DATA LISTING =>
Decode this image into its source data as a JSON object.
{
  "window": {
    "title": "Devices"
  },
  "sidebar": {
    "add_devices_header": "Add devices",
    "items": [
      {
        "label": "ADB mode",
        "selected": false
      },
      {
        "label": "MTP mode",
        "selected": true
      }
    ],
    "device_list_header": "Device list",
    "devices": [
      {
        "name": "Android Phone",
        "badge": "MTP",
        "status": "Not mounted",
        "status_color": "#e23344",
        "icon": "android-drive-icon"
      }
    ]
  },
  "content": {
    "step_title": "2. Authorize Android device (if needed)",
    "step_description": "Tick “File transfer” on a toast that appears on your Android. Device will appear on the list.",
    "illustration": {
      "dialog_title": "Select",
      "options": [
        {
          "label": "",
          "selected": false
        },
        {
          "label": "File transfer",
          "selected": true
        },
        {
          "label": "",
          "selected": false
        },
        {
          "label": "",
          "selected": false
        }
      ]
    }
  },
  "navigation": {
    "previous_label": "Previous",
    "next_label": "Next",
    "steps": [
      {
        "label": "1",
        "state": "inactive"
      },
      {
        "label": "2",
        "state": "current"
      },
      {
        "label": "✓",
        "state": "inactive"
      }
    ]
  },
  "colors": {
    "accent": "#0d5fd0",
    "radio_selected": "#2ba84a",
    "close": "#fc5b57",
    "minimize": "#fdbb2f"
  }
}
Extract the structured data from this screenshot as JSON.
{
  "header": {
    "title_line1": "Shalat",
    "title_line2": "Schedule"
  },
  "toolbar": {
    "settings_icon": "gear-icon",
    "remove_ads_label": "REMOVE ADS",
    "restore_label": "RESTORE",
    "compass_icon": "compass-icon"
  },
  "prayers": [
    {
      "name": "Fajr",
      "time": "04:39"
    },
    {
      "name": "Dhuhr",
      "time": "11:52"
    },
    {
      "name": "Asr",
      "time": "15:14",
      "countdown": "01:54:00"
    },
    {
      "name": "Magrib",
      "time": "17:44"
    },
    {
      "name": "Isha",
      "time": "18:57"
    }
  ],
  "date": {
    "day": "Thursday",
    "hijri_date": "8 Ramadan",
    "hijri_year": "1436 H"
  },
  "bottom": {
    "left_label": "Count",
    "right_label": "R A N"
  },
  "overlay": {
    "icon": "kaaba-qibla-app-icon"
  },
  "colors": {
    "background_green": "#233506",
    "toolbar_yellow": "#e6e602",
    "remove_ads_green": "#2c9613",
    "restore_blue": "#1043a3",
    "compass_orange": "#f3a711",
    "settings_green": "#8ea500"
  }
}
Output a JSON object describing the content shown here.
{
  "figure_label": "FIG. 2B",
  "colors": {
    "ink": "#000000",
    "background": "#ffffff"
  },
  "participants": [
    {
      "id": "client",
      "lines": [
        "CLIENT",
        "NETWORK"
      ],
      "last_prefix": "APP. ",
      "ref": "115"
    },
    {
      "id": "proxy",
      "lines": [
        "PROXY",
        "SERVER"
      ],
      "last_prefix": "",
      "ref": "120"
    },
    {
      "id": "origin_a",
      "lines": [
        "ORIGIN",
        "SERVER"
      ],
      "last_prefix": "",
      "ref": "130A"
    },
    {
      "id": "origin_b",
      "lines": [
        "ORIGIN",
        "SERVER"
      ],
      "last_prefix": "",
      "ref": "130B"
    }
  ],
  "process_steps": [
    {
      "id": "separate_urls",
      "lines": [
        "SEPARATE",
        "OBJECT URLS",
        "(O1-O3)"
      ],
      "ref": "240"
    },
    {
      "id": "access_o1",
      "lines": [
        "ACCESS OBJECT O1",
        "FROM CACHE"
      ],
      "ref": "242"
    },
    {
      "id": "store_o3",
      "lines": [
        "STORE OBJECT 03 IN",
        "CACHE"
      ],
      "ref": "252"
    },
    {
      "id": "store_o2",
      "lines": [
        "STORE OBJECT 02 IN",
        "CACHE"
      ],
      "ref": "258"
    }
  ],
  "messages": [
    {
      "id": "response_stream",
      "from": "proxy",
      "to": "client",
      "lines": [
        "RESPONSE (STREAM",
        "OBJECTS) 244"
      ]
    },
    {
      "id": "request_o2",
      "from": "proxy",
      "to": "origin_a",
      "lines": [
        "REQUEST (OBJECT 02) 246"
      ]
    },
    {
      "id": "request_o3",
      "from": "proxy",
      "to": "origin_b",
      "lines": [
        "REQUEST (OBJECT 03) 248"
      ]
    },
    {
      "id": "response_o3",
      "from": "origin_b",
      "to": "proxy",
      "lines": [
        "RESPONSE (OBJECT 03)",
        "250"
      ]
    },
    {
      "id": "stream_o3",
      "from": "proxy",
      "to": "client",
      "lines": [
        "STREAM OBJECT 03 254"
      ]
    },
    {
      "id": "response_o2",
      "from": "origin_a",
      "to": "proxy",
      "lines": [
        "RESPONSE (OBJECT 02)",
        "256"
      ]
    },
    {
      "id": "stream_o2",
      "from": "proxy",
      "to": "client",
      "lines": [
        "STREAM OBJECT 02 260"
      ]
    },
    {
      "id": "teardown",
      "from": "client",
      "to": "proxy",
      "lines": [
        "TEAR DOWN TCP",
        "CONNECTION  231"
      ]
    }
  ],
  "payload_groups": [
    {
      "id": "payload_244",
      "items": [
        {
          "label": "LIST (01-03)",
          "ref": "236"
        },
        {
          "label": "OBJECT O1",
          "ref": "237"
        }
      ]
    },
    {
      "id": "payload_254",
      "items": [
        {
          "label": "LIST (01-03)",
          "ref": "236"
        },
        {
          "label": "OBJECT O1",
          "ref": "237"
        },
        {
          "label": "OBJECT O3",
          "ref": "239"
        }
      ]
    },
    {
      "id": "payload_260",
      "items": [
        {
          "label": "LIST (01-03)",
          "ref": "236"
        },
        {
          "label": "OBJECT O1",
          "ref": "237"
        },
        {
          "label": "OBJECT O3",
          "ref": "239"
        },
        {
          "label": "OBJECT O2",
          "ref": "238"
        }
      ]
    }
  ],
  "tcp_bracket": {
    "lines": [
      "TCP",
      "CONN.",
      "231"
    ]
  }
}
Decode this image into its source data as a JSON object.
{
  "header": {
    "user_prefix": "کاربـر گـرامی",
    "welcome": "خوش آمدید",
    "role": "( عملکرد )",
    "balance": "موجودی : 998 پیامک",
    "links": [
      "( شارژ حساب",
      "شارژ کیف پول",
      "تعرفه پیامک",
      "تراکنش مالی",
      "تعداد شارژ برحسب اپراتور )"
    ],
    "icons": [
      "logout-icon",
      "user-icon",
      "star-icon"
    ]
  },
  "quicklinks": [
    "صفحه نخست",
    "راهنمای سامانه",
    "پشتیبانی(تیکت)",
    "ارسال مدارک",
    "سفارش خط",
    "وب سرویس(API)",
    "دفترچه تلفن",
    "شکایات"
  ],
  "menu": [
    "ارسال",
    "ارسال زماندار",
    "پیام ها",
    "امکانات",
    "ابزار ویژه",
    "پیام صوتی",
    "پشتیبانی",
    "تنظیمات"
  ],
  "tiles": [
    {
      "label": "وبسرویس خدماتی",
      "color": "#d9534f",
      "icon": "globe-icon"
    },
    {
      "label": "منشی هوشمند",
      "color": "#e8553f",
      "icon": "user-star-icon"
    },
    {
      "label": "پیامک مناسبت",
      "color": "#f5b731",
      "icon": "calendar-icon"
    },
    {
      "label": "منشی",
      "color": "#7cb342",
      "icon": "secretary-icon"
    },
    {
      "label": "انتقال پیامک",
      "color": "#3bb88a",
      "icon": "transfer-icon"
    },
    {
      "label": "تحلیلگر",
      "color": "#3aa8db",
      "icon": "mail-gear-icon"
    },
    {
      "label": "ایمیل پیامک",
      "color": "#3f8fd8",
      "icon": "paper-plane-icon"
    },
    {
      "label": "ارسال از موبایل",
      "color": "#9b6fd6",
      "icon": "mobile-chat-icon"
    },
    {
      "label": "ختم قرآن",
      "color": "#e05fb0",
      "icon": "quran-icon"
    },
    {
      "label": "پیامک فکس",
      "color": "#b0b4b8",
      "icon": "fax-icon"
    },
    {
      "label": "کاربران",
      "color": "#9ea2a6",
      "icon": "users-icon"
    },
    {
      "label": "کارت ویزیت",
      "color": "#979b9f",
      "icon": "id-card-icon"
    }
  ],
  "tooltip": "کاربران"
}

REQUIRED TASK => Looking at the records above, report how many lines contain the word "پیامک". Answer with the number only.

ANSWER TO THIS PROBLEM => 6